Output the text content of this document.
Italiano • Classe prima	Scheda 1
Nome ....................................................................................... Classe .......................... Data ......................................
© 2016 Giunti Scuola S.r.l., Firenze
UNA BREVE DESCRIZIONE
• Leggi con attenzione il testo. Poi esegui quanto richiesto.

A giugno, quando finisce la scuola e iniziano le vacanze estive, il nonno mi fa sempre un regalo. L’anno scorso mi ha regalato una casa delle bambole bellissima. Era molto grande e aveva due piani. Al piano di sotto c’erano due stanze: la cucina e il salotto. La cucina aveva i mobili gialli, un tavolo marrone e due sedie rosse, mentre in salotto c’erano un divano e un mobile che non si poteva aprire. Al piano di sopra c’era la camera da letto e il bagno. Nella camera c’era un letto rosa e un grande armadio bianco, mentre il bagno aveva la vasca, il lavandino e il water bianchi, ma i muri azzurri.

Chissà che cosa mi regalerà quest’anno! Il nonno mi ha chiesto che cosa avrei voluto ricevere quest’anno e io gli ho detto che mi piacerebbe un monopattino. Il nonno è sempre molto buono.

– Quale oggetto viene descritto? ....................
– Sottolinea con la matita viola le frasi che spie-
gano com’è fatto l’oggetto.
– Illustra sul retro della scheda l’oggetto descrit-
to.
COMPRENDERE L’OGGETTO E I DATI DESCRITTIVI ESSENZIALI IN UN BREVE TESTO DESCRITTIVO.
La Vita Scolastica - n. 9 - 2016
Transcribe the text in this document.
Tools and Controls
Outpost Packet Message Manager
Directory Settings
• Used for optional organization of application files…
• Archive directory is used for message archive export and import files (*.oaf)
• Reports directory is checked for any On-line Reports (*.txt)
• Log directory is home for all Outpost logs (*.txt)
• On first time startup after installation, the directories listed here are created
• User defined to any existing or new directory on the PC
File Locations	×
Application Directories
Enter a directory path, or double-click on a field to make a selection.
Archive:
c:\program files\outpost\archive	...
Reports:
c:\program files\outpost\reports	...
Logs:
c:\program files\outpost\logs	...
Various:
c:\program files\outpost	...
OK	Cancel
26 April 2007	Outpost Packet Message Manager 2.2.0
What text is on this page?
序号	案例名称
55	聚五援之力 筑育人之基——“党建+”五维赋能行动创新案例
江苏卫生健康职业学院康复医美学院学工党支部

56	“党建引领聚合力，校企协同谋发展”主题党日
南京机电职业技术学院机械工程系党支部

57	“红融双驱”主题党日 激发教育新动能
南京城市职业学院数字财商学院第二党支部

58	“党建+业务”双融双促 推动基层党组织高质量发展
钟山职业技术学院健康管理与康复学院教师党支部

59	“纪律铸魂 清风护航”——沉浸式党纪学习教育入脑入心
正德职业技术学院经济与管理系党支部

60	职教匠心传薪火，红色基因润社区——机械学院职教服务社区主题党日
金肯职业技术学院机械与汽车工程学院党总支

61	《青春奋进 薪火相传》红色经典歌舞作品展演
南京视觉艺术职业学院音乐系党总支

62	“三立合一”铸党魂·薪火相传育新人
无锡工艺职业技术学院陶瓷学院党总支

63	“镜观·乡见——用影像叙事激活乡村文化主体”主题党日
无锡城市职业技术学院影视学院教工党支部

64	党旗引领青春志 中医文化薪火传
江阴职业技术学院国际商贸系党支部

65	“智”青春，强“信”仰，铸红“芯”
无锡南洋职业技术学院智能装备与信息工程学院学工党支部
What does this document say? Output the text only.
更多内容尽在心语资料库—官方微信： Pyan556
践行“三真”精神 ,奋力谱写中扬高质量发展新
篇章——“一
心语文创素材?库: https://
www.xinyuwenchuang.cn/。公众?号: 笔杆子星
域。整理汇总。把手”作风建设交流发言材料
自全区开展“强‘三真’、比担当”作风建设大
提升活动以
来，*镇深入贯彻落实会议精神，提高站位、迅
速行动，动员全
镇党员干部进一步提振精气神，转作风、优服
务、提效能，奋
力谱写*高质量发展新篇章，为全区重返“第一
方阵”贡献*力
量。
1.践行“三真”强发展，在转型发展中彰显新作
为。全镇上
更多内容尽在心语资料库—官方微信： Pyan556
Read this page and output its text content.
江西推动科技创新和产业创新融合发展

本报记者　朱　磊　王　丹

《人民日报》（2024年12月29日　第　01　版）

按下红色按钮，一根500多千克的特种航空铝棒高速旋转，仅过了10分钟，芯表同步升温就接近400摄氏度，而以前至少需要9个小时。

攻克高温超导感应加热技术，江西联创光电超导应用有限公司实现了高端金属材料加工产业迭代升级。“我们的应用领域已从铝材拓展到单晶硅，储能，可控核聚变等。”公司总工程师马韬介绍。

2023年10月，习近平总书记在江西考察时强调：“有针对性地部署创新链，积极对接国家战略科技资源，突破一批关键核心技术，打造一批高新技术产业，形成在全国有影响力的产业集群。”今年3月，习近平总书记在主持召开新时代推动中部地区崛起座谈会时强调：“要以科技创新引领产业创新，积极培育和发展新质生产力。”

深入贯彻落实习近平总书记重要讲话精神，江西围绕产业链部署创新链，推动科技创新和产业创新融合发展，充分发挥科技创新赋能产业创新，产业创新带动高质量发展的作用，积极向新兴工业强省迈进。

■ ■ ■ ■ ■

## THE PROBLEM
Return each line of the data that contains the string "Classe".

## SOLUTION TO THIS PROBLEM
Italiano • Classe prima	Scheda 1
Nome ....................................................................................... Classe .......................... Data ......................................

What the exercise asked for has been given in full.